# [Given task]
Track down the lines that contain "garbage" and copy them.
— begin Dataset rows —
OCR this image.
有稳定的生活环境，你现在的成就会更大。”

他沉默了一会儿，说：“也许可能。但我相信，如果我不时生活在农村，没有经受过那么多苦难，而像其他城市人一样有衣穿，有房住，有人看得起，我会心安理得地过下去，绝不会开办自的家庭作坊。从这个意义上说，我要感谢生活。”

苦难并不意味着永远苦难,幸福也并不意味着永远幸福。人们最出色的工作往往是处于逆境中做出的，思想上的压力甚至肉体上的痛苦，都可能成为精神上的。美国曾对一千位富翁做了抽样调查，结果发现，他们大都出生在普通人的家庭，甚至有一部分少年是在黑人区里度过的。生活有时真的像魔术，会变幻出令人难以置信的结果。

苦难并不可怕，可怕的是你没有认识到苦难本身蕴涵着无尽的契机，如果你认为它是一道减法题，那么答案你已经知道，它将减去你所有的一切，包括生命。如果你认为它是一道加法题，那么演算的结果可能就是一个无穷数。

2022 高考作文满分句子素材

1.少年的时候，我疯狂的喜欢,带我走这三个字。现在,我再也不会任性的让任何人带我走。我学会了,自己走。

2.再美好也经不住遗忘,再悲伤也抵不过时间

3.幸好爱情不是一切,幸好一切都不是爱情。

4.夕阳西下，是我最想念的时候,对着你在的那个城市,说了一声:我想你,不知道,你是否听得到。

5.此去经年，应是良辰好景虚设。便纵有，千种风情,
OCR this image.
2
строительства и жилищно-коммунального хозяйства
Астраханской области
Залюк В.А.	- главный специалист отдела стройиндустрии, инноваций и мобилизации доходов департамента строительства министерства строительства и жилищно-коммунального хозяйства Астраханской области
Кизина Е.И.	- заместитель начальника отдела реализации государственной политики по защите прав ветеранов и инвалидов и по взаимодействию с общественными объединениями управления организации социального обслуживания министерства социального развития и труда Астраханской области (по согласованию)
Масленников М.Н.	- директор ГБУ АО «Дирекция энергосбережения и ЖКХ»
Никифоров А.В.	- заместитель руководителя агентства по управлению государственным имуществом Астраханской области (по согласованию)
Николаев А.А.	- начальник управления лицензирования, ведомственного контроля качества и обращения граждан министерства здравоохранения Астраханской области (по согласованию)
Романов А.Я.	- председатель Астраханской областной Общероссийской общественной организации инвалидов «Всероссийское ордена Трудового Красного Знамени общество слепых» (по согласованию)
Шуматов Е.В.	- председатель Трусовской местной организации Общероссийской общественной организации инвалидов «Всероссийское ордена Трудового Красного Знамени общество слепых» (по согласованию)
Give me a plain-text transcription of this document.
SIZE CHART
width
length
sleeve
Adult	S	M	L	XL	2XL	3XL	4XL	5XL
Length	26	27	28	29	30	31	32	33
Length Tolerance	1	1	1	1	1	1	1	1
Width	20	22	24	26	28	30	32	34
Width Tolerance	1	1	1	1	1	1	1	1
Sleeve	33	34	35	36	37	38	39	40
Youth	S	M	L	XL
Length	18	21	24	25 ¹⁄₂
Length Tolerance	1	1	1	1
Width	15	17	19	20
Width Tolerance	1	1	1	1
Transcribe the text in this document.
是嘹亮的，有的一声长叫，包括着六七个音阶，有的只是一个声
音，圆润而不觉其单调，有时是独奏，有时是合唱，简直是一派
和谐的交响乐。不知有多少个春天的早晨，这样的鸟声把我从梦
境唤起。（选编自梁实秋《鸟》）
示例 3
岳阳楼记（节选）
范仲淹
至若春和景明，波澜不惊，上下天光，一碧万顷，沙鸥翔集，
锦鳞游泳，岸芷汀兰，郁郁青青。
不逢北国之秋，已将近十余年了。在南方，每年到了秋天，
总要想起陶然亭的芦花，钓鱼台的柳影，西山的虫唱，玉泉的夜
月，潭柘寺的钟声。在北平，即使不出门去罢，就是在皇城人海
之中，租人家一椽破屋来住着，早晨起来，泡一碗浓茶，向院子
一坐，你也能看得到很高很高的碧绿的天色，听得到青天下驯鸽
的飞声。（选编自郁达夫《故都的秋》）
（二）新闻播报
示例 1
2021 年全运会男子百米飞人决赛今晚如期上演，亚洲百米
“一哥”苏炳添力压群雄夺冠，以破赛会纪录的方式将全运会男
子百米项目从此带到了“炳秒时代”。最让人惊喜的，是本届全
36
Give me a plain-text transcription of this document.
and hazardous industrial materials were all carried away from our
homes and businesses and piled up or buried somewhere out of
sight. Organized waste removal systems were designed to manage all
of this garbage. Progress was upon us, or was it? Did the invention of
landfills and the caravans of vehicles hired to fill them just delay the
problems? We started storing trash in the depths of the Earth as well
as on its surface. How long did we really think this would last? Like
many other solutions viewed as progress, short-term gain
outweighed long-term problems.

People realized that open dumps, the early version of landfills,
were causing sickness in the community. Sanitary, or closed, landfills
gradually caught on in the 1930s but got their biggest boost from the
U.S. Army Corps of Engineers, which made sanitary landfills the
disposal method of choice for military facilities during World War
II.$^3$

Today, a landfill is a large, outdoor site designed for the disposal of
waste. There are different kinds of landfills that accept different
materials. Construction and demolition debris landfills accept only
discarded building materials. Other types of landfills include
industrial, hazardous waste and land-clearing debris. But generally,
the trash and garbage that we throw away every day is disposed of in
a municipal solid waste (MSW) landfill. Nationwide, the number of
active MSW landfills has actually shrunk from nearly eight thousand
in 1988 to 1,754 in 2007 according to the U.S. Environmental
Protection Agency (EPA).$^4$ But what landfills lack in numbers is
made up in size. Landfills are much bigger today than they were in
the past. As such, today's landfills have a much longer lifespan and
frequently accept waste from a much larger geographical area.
— end Dataset rows —
# [Solution to this task]
of this garbage. Progress was upon us, or was it? Did the invention of
the trash and garbage that we throw away every day is disposed of in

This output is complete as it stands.